**Data provided**:
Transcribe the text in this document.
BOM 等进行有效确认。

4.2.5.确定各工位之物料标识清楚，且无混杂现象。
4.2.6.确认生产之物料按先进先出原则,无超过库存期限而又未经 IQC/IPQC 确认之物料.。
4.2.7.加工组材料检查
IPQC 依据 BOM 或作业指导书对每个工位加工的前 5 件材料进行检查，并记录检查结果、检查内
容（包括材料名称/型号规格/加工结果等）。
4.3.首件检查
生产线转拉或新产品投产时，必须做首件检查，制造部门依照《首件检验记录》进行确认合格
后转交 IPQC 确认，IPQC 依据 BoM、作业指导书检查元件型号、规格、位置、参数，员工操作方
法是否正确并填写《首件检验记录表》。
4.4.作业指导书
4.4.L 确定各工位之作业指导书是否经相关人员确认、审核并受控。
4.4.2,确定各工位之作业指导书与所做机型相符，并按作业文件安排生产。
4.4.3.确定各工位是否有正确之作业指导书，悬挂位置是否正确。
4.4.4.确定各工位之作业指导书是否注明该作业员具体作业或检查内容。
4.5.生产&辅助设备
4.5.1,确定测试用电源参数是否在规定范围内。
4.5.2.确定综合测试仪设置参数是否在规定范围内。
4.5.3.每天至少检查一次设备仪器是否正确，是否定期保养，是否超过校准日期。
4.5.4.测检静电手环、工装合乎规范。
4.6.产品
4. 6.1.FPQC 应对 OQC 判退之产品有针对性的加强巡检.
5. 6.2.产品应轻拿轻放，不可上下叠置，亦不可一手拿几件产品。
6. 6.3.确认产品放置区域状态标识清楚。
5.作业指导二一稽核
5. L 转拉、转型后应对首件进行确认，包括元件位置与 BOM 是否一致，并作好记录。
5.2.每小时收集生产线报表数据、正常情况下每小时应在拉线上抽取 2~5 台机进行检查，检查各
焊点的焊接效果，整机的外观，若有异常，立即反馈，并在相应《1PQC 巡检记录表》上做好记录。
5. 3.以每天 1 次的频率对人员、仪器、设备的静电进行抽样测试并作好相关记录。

**Directive**: Go through the records above and set each one down exactly, please.

**Written answer**:
Transcribe the text in this document.
BOM 等进行有效确认。

4.2.5.确定各工位之物料标识清楚，且无混杂现象。
4.2.6.确认生产之物料按先进先出原则,无超过库存期限而又未经 IQC/IPQC 确认之物料.。
4.2.7.加工组材料检查
IPQC 依据 BOM 或作业指导书对每个工位加工的前 5 件材料进行检查，并记录检查结果、检查内
容（包括材料名称/型号规格/加工结果等）。
4.3.首件检查
生产线转拉或新产品投产时，必须做首件检查，制造部门依照《首件检验记录》进行确认合格
后转交 IPQC 确认，IPQC 依据 BoM、作业指导书检查元件型号、规格、位置、参数，员工操作方
法是否正确并填写《首件检验记录表》。
4.4.作业指导书
4.4.L 确定各工位之作业指导书是否经相关人员确认、审核并受控。
4.4.2,确定各工位之作业指导书与所做机型相符，并按作业文件安排生产。
4.4.3.确定各工位是否有正确之作业指导书，悬挂位置是否正确。
4.4.4.确定各工位之作业指导书是否注明该作业员具体作业或检查内容。
4.5.生产&辅助设备
4.5.1,确定测试用电源参数是否在规定范围内。
4.5.2.确定综合测试仪设置参数是否在规定范围内。
4.5.3.每天至少检查一次设备仪器是否正确，是否定期保养，是否超过校准日期。
4.5.4.测检静电手环、工装合乎规范。
4.6.产品
4. 6.1.FPQC 应对 OQC 判退之产品有针对性的加强巡检.
5. 6.2.产品应轻拿轻放，不可上下叠置，亦不可一手拿几件产品。
6. 6.3.确认产品放置区域状态标识清楚。
5.作业指导二一稽核
5. L 转拉、转型后应对首件进行确认，包括元件位置与 BOM 是否一致，并作好记录。
5.2.每小时收集生产线报表数据、正常情况下每小时应在拉线上抽取 2~5 台机进行检查，检查各
焊点的焊接效果，整机的外观，若有异常，立即反馈，并在相应《1PQC 巡检记录表》上做好记录。
5. 3.以每天 1 次的频率对人员、仪器、设备的静电进行抽样测试并作好相关记录。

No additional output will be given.